INSTRUCTION: Reproduce the records. Keep every word exact and include no images.

Collected data entries
::::::::

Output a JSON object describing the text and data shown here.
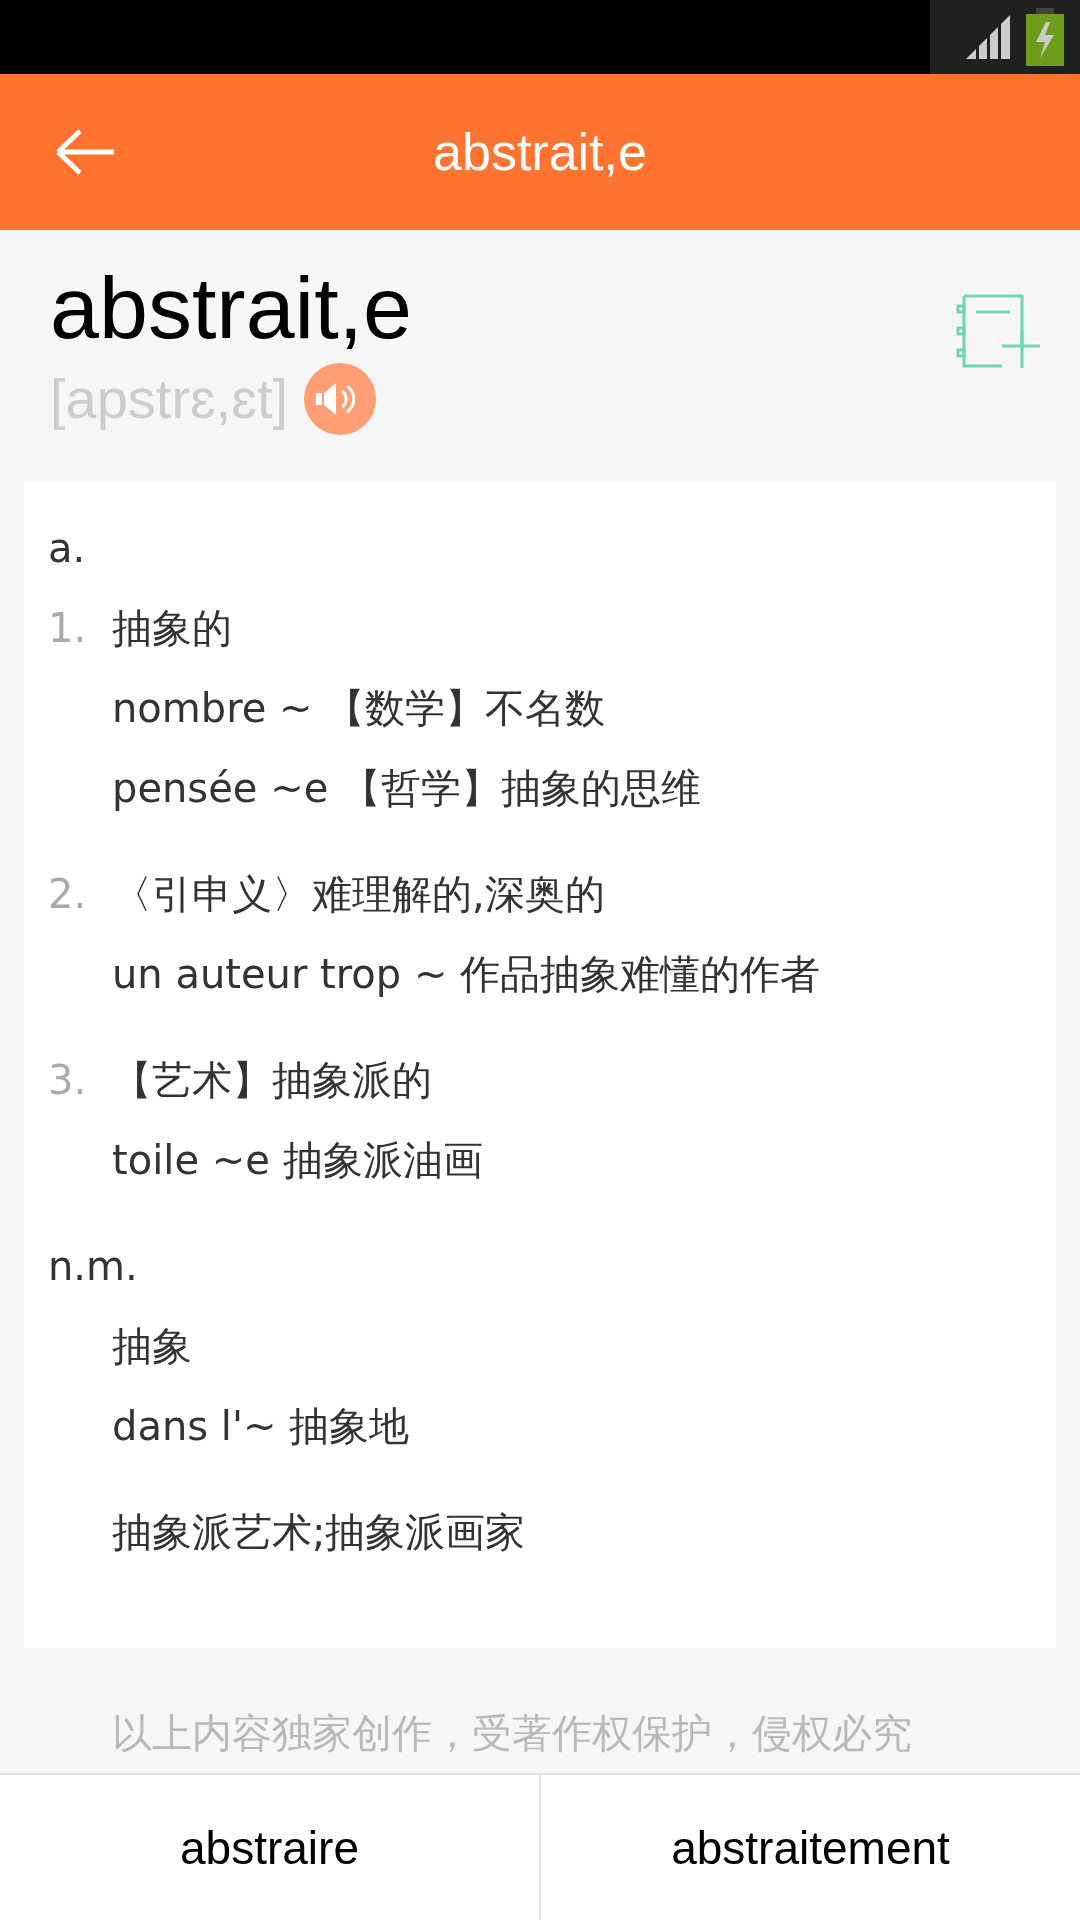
{
  "app_bar": {
    "title": "abstrait,e"
  },
  "headword": "abstrait,e",
  "phonetic": "[apstrɛ,ɛt]",
  "entries": [
    {
      "pos": "a.",
      "senses": [
        {
          "number": "1.",
          "lines": [
            "抽象的",
            "nombre ~ 【数学】不名数",
            "pensée ~e 【哲学】抽象的思维"
          ]
        },
        {
          "number": "2.",
          "lines": [
            "〈引申义〉难理解的,深奥的",
            "un auteur trop ~ 作品抽象难懂的作者"
          ]
        },
        {
          "number": "3.",
          "lines": [
            "【艺术】抽象派的",
            "toile ~e 抽象派油画"
          ]
        }
      ]
    },
    {
      "pos": "n.m.",
      "senses": [
        {
          "lines": [
            "抽象",
            "dans l'~ 抽象地"
          ]
        },
        {
          "lines": [
            "抽象派艺术;抽象派画家"
          ]
        }
      ]
    }
  ],
  "copyright": "以上内容独家创作，受著作权保护，侵权必究",
  "bottom_nav": [
    {
      "label": "abstraire"
    },
    {
      "label": "abstraitement"
    }
  ]
}
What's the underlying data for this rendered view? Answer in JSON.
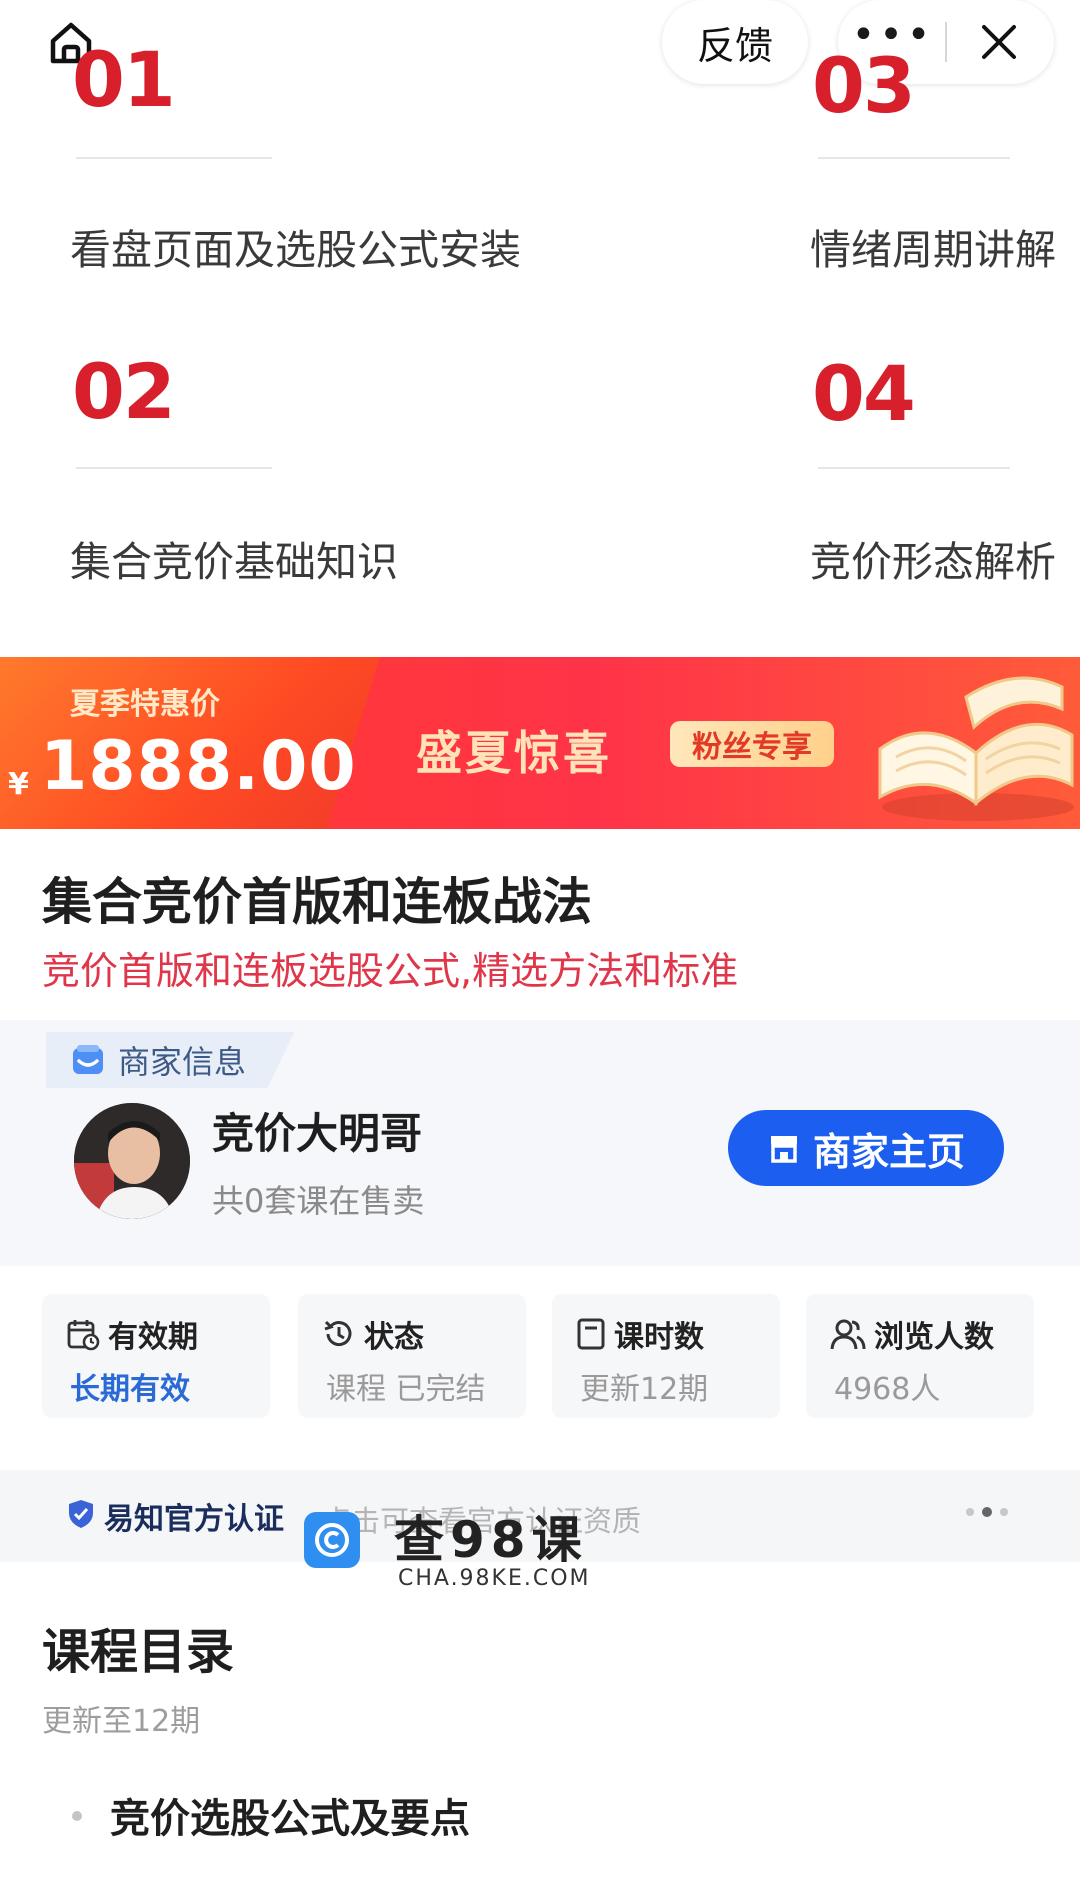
{
  "nav": {
    "feedback_label": "反馈",
    "more_label": "•••"
  },
  "chapters": [
    {
      "num": "01",
      "title": "看盘页面及选股公式安装"
    },
    {
      "num": "03",
      "title": "情绪周期讲解"
    },
    {
      "num": "02",
      "title": "集合竞价基础知识"
    },
    {
      "num": "04",
      "title": "竞价形态解析"
    }
  ],
  "banner": {
    "tag": "夏季特惠价",
    "currency": "¥",
    "price": "1888.00",
    "promo": "盛夏惊喜",
    "badge": "粉丝专享"
  },
  "course": {
    "title": "集合竞价首版和连板战法",
    "subtitle": "竞价首版和连板选股公式,精选方法和标准"
  },
  "merchant": {
    "section_label": "商家信息",
    "name": "竞价大明哥",
    "course_count": "共0套课在售卖",
    "home_button": "商家主页"
  },
  "stats": [
    {
      "label": "有效期",
      "value": "长期有效",
      "icon": "calendar-icon"
    },
    {
      "label": "状态",
      "value": "课程 已完结",
      "icon": "history-icon"
    },
    {
      "label": "课时数",
      "value": "更新12期",
      "icon": "document-icon"
    },
    {
      "label": "浏览人数",
      "value": "4968人",
      "icon": "users-icon"
    }
  ],
  "certification": {
    "label": "易知官方认证",
    "hint": "点击可查看官方认证资质"
  },
  "watermark": {
    "text": "查98课",
    "url": "CHA.98KE.COM"
  },
  "catalog": {
    "title": "课程目录",
    "subtitle": "更新至12期",
    "items": [
      "竞价选股公式及要点"
    ]
  },
  "colors": {
    "accent_red": "#d8202c",
    "subtitle_pink": "#e0364a",
    "primary_blue": "#1b5ef0"
  }
}
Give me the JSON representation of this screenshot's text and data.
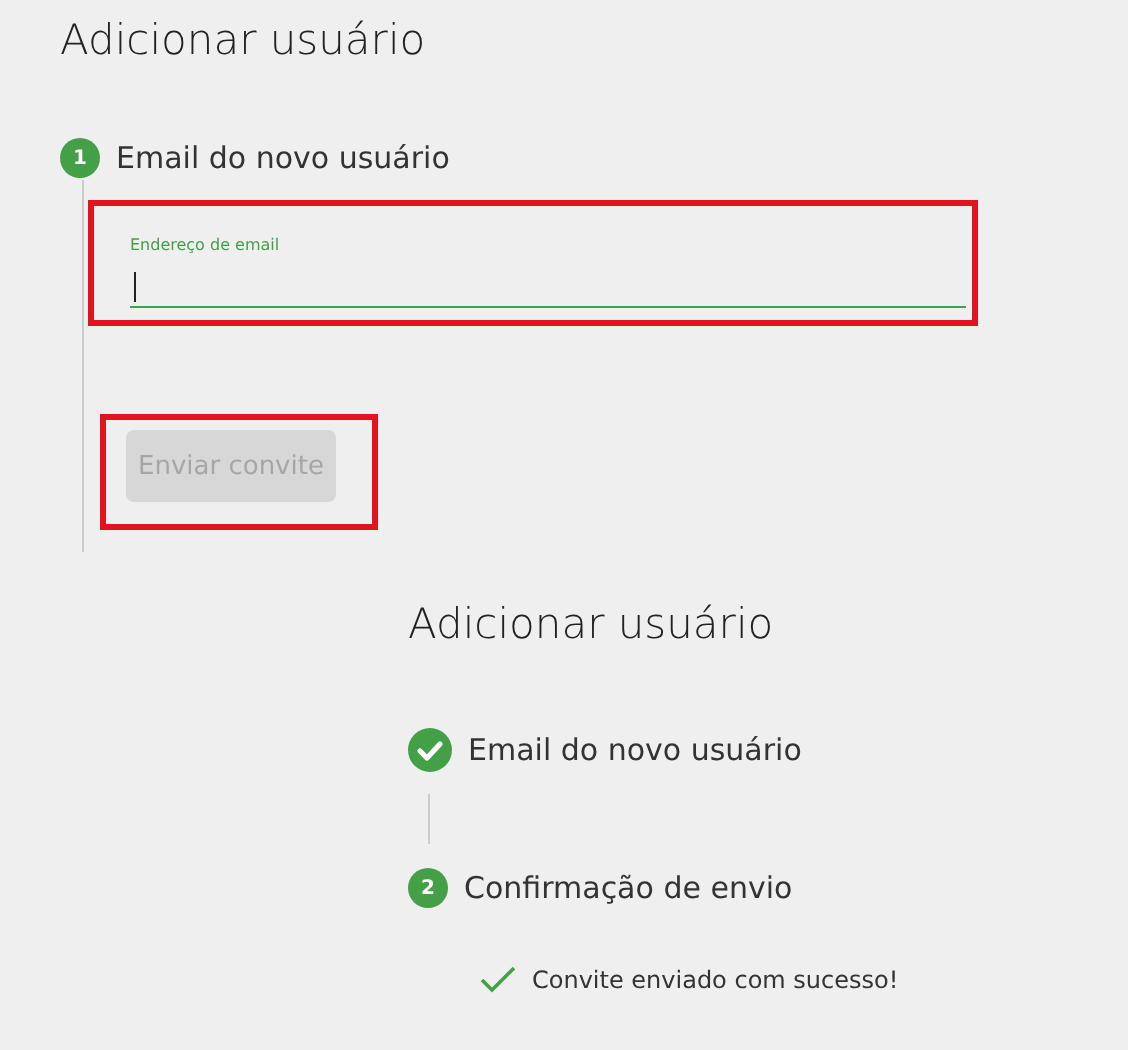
{
  "panels": [
    {
      "title": "Adicionar usuário",
      "steps": [
        {
          "number": "1",
          "label": "Email do novo usuário",
          "done": false
        }
      ],
      "email_field": {
        "label": "Endereço de email",
        "focused": true,
        "highlighted": true
      },
      "send_button": {
        "label": "Enviar convite",
        "disabled": true,
        "highlighted": true
      }
    },
    {
      "title": "Adicionar usuário",
      "steps": [
        {
          "label": "Email do novo usuário",
          "done": true
        },
        {
          "number": "2",
          "label": "Confirmação de envio",
          "done": false
        }
      ],
      "success_message": "Convite enviado com sucesso!"
    }
  ]
}
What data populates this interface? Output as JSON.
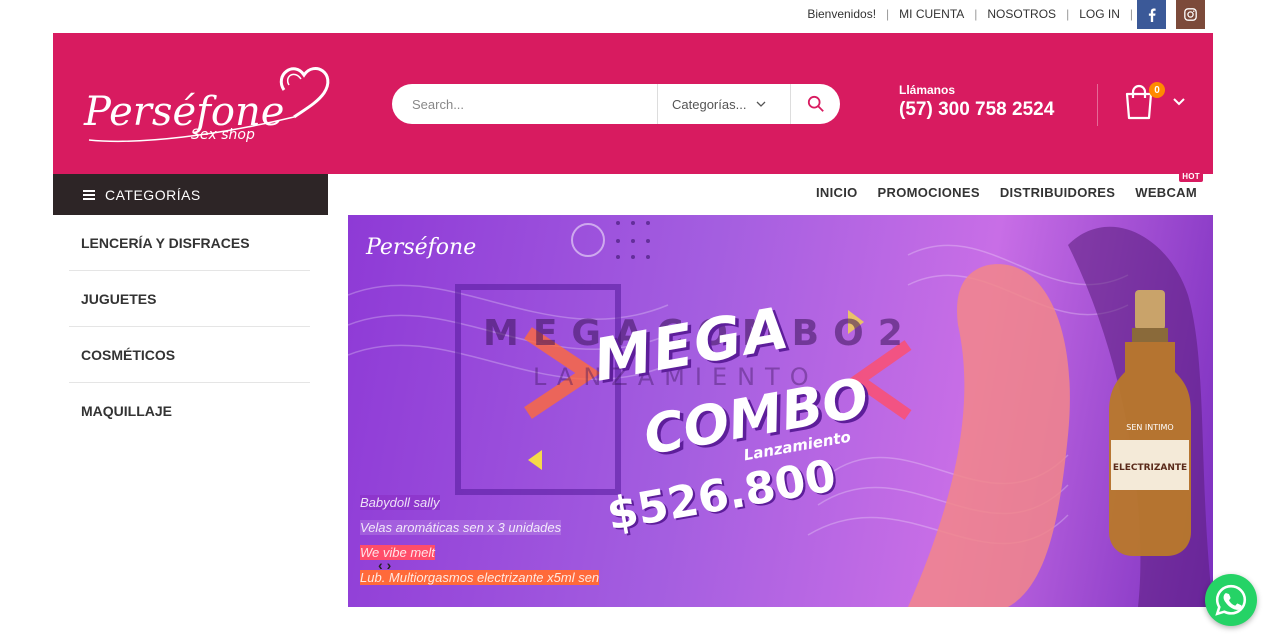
{
  "topbar": {
    "links": [
      "Bienvenidos!",
      "MI CUENTA",
      "NOSOTROS",
      "LOG IN"
    ],
    "social": [
      "facebook-icon",
      "instagram-icon"
    ]
  },
  "header": {
    "logo_name": "Perséfone",
    "logo_sub": "Sex shop",
    "search_placeholder": "Search...",
    "category_select": "Categorías...",
    "call_label": "Llámanos",
    "phone": "(57) 300 758 2524",
    "cart_count": "0",
    "brand_color": "#d81b60"
  },
  "sidebar": {
    "header": "CATEGORÍAS",
    "items": [
      {
        "label": "LENCERÍA Y DISFRACES"
      },
      {
        "label": "JUGUETES"
      },
      {
        "label": "COSMÉTICOS"
      },
      {
        "label": "MAQUILLAJE"
      }
    ]
  },
  "nav": {
    "items": [
      {
        "label": "INICIO"
      },
      {
        "label": "PROMOCIONES"
      },
      {
        "label": "DISTRIBUIDORES"
      },
      {
        "label": "WEBCAM",
        "badge": "HOT"
      }
    ]
  },
  "banner": {
    "logo": "Perséfone",
    "ghost_title": "MEGACOMBO2",
    "ghost_sub": "LANZAMIENTO",
    "title1": "MEGA",
    "title2": "COMBO",
    "subtitle": "Lanzamiento",
    "price": "$526.800",
    "products": [
      "Babydoll sally",
      "Velas aromáticas sen x 3 unidades",
      "We vibe melt",
      "Lub. Multiorgasmos electrizante x5ml sen"
    ],
    "bottle_brand": "SEN INTIMO",
    "bottle_label": "ELECTRIZANTE"
  }
}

::::::::

WORKED SOLUTION:
Output a JSON object describing the text and data shown here.
{
  "app_bar": {
    "title": "abstrait,e"
  },
  "headword": "abstrait,e",
  "phonetic": "[apstrɛ,ɛt]",
  "entries": [
    {
      "pos": "a.",
      "senses": [
        {
          "number": "1.",
          "lines": [
            "抽象的",
            "nombre ~ 【数学】不名数",
            "pensée ~e 【哲学】抽象的思维"
          ]
        },
        {
          "number": "2.",
          "lines": [
            "〈引申义〉难理解的,深奥的",
            "un auteur trop ~ 作品抽象难懂的作者"
          ]
        },
        {
          "number": "3.",
          "lines": [
            "【艺术】抽象派的",
            "toile ~e 抽象派油画"
          ]
        }
      ]
    },
    {
      "pos": "n.m.",
      "senses": [
        {
          "lines": [
            "抽象",
            "dans l'~ 抽象地"
          ]
        },
        {
          "lines": [
            "抽象派艺术;抽象派画家"
          ]
        }
      ]
    }
  ],
  "copyright": "以上内容独家创作，受著作权保护，侵权必究",
  "bottom_nav": [
    {
      "label": "abstraire"
    },
    {
      "label": "abstraitement"
    }
  ]
}
What's the underlying data for this rendered view? Answer in JSON.
{
  "nav": {
    "feedback_label": "反馈",
    "more_label": "•••"
  },
  "chapters": [
    {
      "num": "01",
      "title": "看盘页面及选股公式安装"
    },
    {
      "num": "03",
      "title": "情绪周期讲解"
    },
    {
      "num": "02",
      "title": "集合竞价基础知识"
    },
    {
      "num": "04",
      "title": "竞价形态解析"
    }
  ],
  "banner": {
    "tag": "夏季特惠价",
    "currency": "¥",
    "price": "1888.00",
    "promo": "盛夏惊喜",
    "badge": "粉丝专享"
  },
  "course": {
    "title": "集合竞价首版和连板战法",
    "subtitle": "竞价首版和连板选股公式,精选方法和标准"
  },
  "merchant": {
    "section_label": "商家信息",
    "name": "竞价大明哥",
    "course_count": "共0套课在售卖",
    "home_button": "商家主页"
  },
  "stats": [
    {
      "label": "有效期",
      "value": "长期有效",
      "icon": "calendar-icon"
    },
    {
      "label": "状态",
      "value": "课程 已完结",
      "icon": "history-icon"
    },
    {
      "label": "课时数",
      "value": "更新12期",
      "icon": "document-icon"
    },
    {
      "label": "浏览人数",
      "value": "4968人",
      "icon": "users-icon"
    }
  ],
  "certification": {
    "label": "易知官方认证",
    "hint": "点击可查看官方认证资质"
  },
  "watermark": {
    "text": "查98课",
    "url": "CHA.98KE.COM"
  },
  "catalog": {
    "title": "课程目录",
    "subtitle": "更新至12期",
    "items": [
      "竞价选股公式及要点"
    ]
  },
  "colors": {
    "accent_red": "#d8202c",
    "subtitle_pink": "#e0364a",
    "primary_blue": "#1b5ef0"
  }
}
Give me the JSON representation of this screenshot's text and data.
{
  "panels": [
    {
      "title": "Adicionar usuário",
      "steps": [
        {
          "number": "1",
          "label": "Email do novo usuário",
          "done": false
        }
      ],
      "email_field": {
        "label": "Endereço de email",
        "focused": true,
        "highlighted": true
      },
      "send_button": {
        "label": "Enviar convite",
        "disabled": true,
        "highlighted": true
      }
    },
    {
      "title": "Adicionar usuário",
      "steps": [
        {
          "label": "Email do novo usuário",
          "done": true
        },
        {
          "number": "2",
          "label": "Confirmação de envio",
          "done": false
        }
      ],
      "success_message": "Convite enviado com sucesso!"
    }
  ]
}
What data populates this interface? Output as JSON.
{
  "topbar": {
    "links": [
      "Bienvenidos!",
      "MI CUENTA",
      "NOSOTROS",
      "LOG IN"
    ],
    "social": [
      "facebook-icon",
      "instagram-icon"
    ]
  },
  "header": {
    "logo_name": "Perséfone",
    "logo_sub": "Sex shop",
    "search_placeholder": "Search...",
    "category_select": "Categorías...",
    "call_label": "Llámanos",
    "phone": "(57) 300 758 2524",
    "cart_count": "0",
    "brand_color": "#d81b60"
  },
  "sidebar": {
    "header": "CATEGORÍAS",
    "items": [
      {
        "label": "LENCERÍA Y DISFRACES"
      },
      {
        "label": "JUGUETES"
      },
      {
        "label": "COSMÉTICOS"
      },
      {
        "label": "MAQUILLAJE"
      }
    ]
  },
  "nav": {
    "items": [
      {
        "label": "INICIO"
      },
      {
        "label": "PROMOCIONES"
      },
      {
        "label": "DISTRIBUIDORES"
      },
      {
        "label": "WEBCAM",
        "badge": "HOT"
      }
    ]
  },
  "banner": {
    "logo": "Perséfone",
    "ghost_title": "MEGACOMBO2",
    "ghost_sub": "LANZAMIENTO",
    "title1": "MEGA",
    "title2": "COMBO",
    "subtitle": "Lanzamiento",
    "price": "$526.800",
    "products": [
      "Babydoll sally",
      "Velas aromáticas sen x 3 unidades",
      "We vibe melt",
      "Lub. Multiorgasmos electrizante x5ml sen"
    ],
    "bottle_brand": "SEN INTIMO",
    "bottle_label": "ELECTRIZANTE"
  }
}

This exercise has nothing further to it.